The exercise: Reproduce all lines of the listing below in which the word "Japanese" occurs.

Task input:
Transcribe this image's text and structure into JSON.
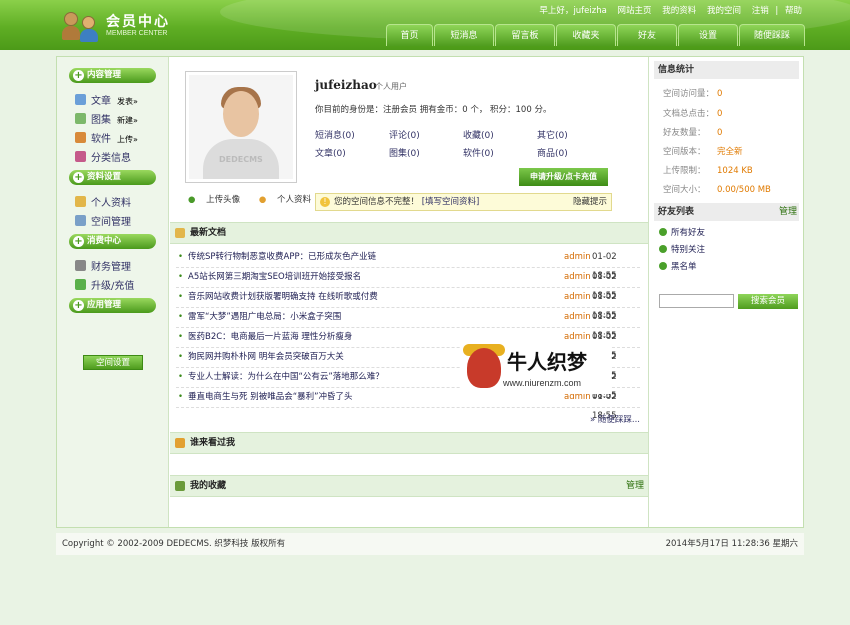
{
  "header": {
    "title": "会员中心",
    "subtitle": "MEMBER CENTER"
  },
  "toplinks": {
    "greeting": "早上好，",
    "user": "jufeizha",
    "items": [
      "网站主页",
      "我的资料",
      "我的空间",
      "注销"
    ],
    "help": "帮助"
  },
  "nav": [
    "首页",
    "短消息",
    "留言板",
    "收藏夹",
    "好友",
    "设置",
    "随便踩踩"
  ],
  "sidebar": {
    "sections": [
      "内容管理",
      "资料设置",
      "消费中心",
      "应用管理"
    ],
    "content_items": [
      {
        "label": "文章",
        "extra": "发表»"
      },
      {
        "label": "图集",
        "extra": "新建»"
      },
      {
        "label": "软件",
        "extra": "上传»"
      },
      {
        "label": "分类信息",
        "extra": ""
      }
    ],
    "profile_items": [
      "个人资料",
      "空间管理"
    ],
    "pay_items": [
      "财务管理",
      "升级/充值"
    ],
    "space_button": "空间设置"
  },
  "profile": {
    "avatar_watermark": "DEDECMS",
    "upload_avatar": "上传头像",
    "personal_info": "个人资料",
    "username": "jufeizhao",
    "user_type": "个人用户",
    "identity": "你目前的身份是：注册会员 拥有金币：0 个， 积分：100 分。",
    "stats": [
      "短消息(0)",
      "评论(0)",
      "收藏(0)",
      "其它(0)",
      "文章(0)",
      "图集(0)",
      "软件(0)",
      "商品(0)"
    ],
    "upgrade_button": "申请升级/点卡充值",
    "warning": "您的空间信息不完整！",
    "warning_link": "[填写空间资料]",
    "hide_tip": "隐藏提示"
  },
  "latest": {
    "title": "最新文档",
    "rows": [
      {
        "title": "传统SP转行物制恶意收费APP：已形成灰色产业链",
        "author": "admin",
        "date": "01-02 18:55"
      },
      {
        "title": "A5站长网第三期淘宝SEO培训班开始接受报名",
        "author": "admin",
        "date": "01-02 18:55"
      },
      {
        "title": "音乐网站收费计划获版署明确支持 在线听歌或付费",
        "author": "admin",
        "date": "01-02 18:55"
      },
      {
        "title": "雷军“大梦”遇阻广电总局：小米盒子突围",
        "author": "admin",
        "date": "01-02 18:55"
      },
      {
        "title": "医药B2C：电商最后一片蓝海 理性分析瘦身",
        "author": "admin",
        "date": "01-02 18:55"
      },
      {
        "title": "狗民网并购朴朴网 明年会员突破百万大关",
        "author": "admin",
        "date": "01-02 18:55"
      },
      {
        "title": "专业人士解读：为什么在中国“公有云”落地那么难？",
        "author": "admin",
        "date": "01-02 18:55"
      },
      {
        "title": "垂直电商生与死 别被唯品会“暴利”冲昏了头",
        "author": "admin",
        "date": "01-02 18:55"
      }
    ],
    "more": "» 随便踩踩..."
  },
  "visitors": {
    "title": "谁来看过我"
  },
  "favorites": {
    "title": "我的收藏",
    "manage": "管理"
  },
  "watermark": {
    "title": "牛人织梦",
    "url": "www.niurenzm.com"
  },
  "info_stats": {
    "title": "信息统计",
    "rows": [
      {
        "label": "空间访问量：",
        "value": "0"
      },
      {
        "label": "文档总点击：",
        "value": "0"
      },
      {
        "label": "好友数量：",
        "value": "0"
      },
      {
        "label": "空间版本：",
        "value": "完全新"
      },
      {
        "label": "上传限制：",
        "value": "1024 KB"
      },
      {
        "label": "空间大小：",
        "value": "0.00/500 MB"
      }
    ]
  },
  "friends": {
    "title": "好友列表",
    "manage": "管理",
    "items": [
      "所有好友",
      "特别关注",
      "黑名单"
    ]
  },
  "search": {
    "button": "搜索会员",
    "value": ""
  },
  "footer": {
    "copyright": "Copyright © 2002-2009 DEDECMS. 织梦科技 版权所有",
    "datetime": "2014年5月17日 11:28:36 星期六"
  }
}
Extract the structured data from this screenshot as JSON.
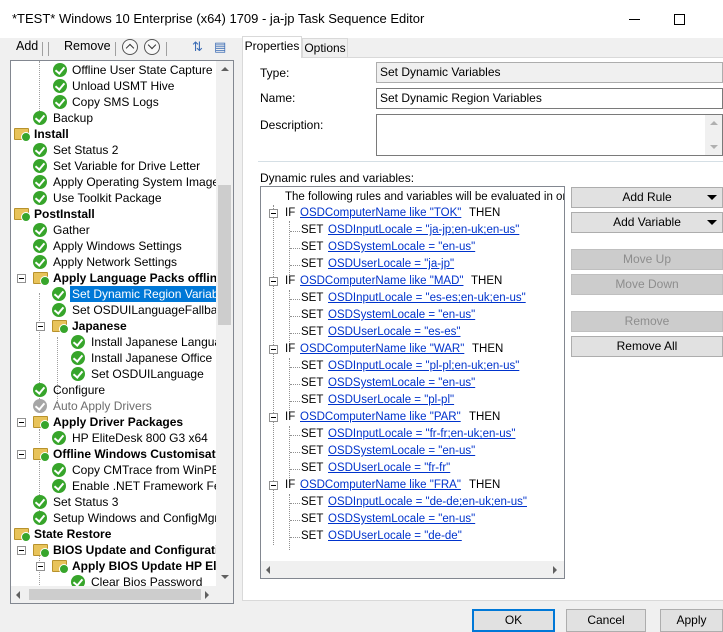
{
  "window": {
    "title": "*TEST* Windows 10 Enterprise (x64) 1709 - ja-jp Task Sequence Editor"
  },
  "toolbar": {
    "add_label": "Add",
    "remove_label": "Remove"
  },
  "tree": {
    "items": [
      {
        "label": "Offline User State Capture",
        "icon": "check-icon"
      },
      {
        "label": "Unload USMT Hive",
        "icon": "check-icon"
      },
      {
        "label": "Copy SMS Logs",
        "icon": "check-icon"
      },
      {
        "label": "Backup",
        "icon": "check-icon"
      },
      {
        "label": "Install",
        "icon": "folder-icon"
      },
      {
        "label": "Set Status 2",
        "icon": "check-icon"
      },
      {
        "label": "Set Variable for Drive Letter",
        "icon": "check-icon"
      },
      {
        "label": "Apply Operating System Image",
        "icon": "check-icon"
      },
      {
        "label": "Use Toolkit Package",
        "icon": "check-icon"
      },
      {
        "label": "PostInstall",
        "icon": "folder-icon"
      },
      {
        "label": "Gather",
        "icon": "check-icon"
      },
      {
        "label": "Apply Windows Settings",
        "icon": "check-icon"
      },
      {
        "label": "Apply Network Settings",
        "icon": "check-icon"
      },
      {
        "label": "Apply Language Packs offline",
        "icon": "folder-icon"
      },
      {
        "label": "Set Dynamic Region Variables",
        "icon": "check-icon"
      },
      {
        "label": "Set OSDUILanguageFallback",
        "icon": "check-icon"
      },
      {
        "label": "Japanese",
        "icon": "folder-icon"
      },
      {
        "label": "Install Japanese Language",
        "icon": "check-icon"
      },
      {
        "label": "Install Japanese Office Pro",
        "icon": "check-icon"
      },
      {
        "label": "Set OSDUILanguage",
        "icon": "check-icon"
      },
      {
        "label": "Configure",
        "icon": "check-icon"
      },
      {
        "label": "Auto Apply Drivers",
        "icon": "check-icon-disabled"
      },
      {
        "label": "Apply Driver Packages",
        "icon": "folder-icon"
      },
      {
        "label": "HP EliteDesk 800 G3 x64",
        "icon": "check-icon"
      },
      {
        "label": "Offline Windows Customisation",
        "icon": "folder-icon"
      },
      {
        "label": "Copy CMTrace from WinPE to",
        "icon": "check-icon"
      },
      {
        "label": "Enable .NET Framework Featu",
        "icon": "check-icon"
      },
      {
        "label": "Set Status 3",
        "icon": "check-icon"
      },
      {
        "label": "Setup Windows and ConfigMgr",
        "icon": "check-icon"
      },
      {
        "label": "State Restore",
        "icon": "folder-icon"
      },
      {
        "label": "BIOS Update and Configurati",
        "icon": "folder-icon"
      },
      {
        "label": "Apply BIOS Update HP El",
        "icon": "folder-icon"
      },
      {
        "label": "Clear Bios Password",
        "icon": "check-icon"
      }
    ]
  },
  "tabs": [
    {
      "label": "Properties"
    },
    {
      "label": "Options"
    }
  ],
  "properties": {
    "type_label": "Type:",
    "type_value": "Set Dynamic Variables",
    "name_label": "Name:",
    "name_value": "Set Dynamic Region Variables",
    "description_label": "Description:",
    "description_value": "",
    "rules_group_label": "Dynamic rules and variables:",
    "rules_intro": "The following rules and variables will be evaluated in order:"
  },
  "rules": [
    {
      "if": "IF",
      "condition": "OSDComputerName like \"TOK\"",
      "then": "THEN",
      "sets": [
        {
          "kw": "SET",
          "text": "OSDInputLocale = \"ja-jp;en-uk;en-us\""
        },
        {
          "kw": "SET",
          "text": "OSDSystemLocale = \"en-us\""
        },
        {
          "kw": "SET",
          "text": "OSDUserLocale = \"ja-jp\""
        }
      ]
    },
    {
      "if": "IF",
      "condition": "OSDComputerName like \"MAD\"",
      "then": "THEN",
      "sets": [
        {
          "kw": "SET",
          "text": "OSDInputLocale = \"es-es;en-uk;en-us\""
        },
        {
          "kw": "SET",
          "text": "OSDSystemLocale = \"en-us\""
        },
        {
          "kw": "SET",
          "text": "OSDUserLocale = \"es-es\""
        }
      ]
    },
    {
      "if": "IF",
      "condition": "OSDComputerName like \"WAR\"",
      "then": "THEN",
      "sets": [
        {
          "kw": "SET",
          "text": "OSDInputLocale = \"pl-pl;en-uk;en-us\""
        },
        {
          "kw": "SET",
          "text": "OSDSystemLocale = \"en-us\""
        },
        {
          "kw": "SET",
          "text": "OSDUserLocale = \"pl-pl\""
        }
      ]
    },
    {
      "if": "IF",
      "condition": "OSDComputerName like \"PAR\"",
      "then": "THEN",
      "sets": [
        {
          "kw": "SET",
          "text": "OSDInputLocale = \"fr-fr;en-uk;en-us\""
        },
        {
          "kw": "SET",
          "text": "OSDSystemLocale = \"en-us\""
        },
        {
          "kw": "SET",
          "text": "OSDUserLocale = \"fr-fr\""
        }
      ]
    },
    {
      "if": "IF",
      "condition": "OSDComputerName like \"FRA\"",
      "then": "THEN",
      "sets": [
        {
          "kw": "SET",
          "text": "OSDInputLocale = \"de-de;en-uk;en-us\""
        },
        {
          "kw": "SET",
          "text": "OSDSystemLocale = \"en-us\""
        },
        {
          "kw": "SET",
          "text": "OSDUserLocale = \"de-de\""
        }
      ]
    }
  ],
  "side_buttons": {
    "add_rule": "Add Rule",
    "add_variable": "Add Variable",
    "move_up": "Move Up",
    "move_down": "Move Down",
    "remove": "Remove",
    "remove_all": "Remove All"
  },
  "bottom_buttons": {
    "ok": "OK",
    "cancel": "Cancel",
    "apply": "Apply"
  },
  "colors": {
    "selection": "#0078d7",
    "link": "#0033cc",
    "check_green": "#37a52b"
  }
}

Correct response:
        "label": "Japanese",
        "label": "Install Japanese Language",
        "label": "Install Japanese Office Pro",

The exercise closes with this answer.